[Extracted records]
>> START

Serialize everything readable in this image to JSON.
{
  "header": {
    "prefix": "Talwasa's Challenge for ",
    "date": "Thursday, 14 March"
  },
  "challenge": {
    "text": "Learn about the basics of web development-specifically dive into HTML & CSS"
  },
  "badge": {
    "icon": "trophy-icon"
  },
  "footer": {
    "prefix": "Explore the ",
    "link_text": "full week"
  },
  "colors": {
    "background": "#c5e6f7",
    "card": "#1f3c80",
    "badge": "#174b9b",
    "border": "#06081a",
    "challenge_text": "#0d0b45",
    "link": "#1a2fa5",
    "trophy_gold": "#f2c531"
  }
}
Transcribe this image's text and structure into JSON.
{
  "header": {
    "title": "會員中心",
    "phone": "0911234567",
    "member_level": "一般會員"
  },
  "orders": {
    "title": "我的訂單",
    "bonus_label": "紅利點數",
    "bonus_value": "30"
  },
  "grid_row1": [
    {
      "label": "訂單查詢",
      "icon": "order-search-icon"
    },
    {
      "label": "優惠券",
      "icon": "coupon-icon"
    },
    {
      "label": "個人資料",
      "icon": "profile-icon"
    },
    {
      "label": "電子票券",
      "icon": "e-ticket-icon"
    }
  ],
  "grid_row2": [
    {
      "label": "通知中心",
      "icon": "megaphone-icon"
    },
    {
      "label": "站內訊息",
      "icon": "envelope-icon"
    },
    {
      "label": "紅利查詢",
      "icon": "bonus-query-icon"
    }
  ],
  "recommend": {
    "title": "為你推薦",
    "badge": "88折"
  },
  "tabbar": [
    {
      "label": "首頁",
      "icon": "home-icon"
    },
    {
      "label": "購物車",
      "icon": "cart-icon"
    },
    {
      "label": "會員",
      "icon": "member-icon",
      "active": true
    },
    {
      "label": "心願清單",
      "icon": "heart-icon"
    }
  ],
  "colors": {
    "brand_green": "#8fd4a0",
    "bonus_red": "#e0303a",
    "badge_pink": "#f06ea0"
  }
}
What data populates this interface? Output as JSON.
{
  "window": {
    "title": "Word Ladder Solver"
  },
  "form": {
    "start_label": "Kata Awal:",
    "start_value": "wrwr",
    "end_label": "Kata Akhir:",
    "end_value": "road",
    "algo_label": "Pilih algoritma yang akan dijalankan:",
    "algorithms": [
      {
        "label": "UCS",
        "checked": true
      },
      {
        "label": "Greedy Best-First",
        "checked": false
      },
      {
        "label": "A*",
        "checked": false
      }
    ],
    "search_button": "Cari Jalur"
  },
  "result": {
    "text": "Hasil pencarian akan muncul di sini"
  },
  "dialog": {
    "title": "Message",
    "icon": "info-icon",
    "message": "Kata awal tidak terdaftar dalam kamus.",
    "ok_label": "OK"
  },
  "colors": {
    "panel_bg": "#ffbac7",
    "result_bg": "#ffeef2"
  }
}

>> END

*PROMPT*: Among the records above, find each line holding the string "this" and pull it out.

*RESULT BELOW*:
Serialize everything readable in this image to JSON.
Transcribe this image's text and structure into JSON.
What data populates this interface? Output as JSON.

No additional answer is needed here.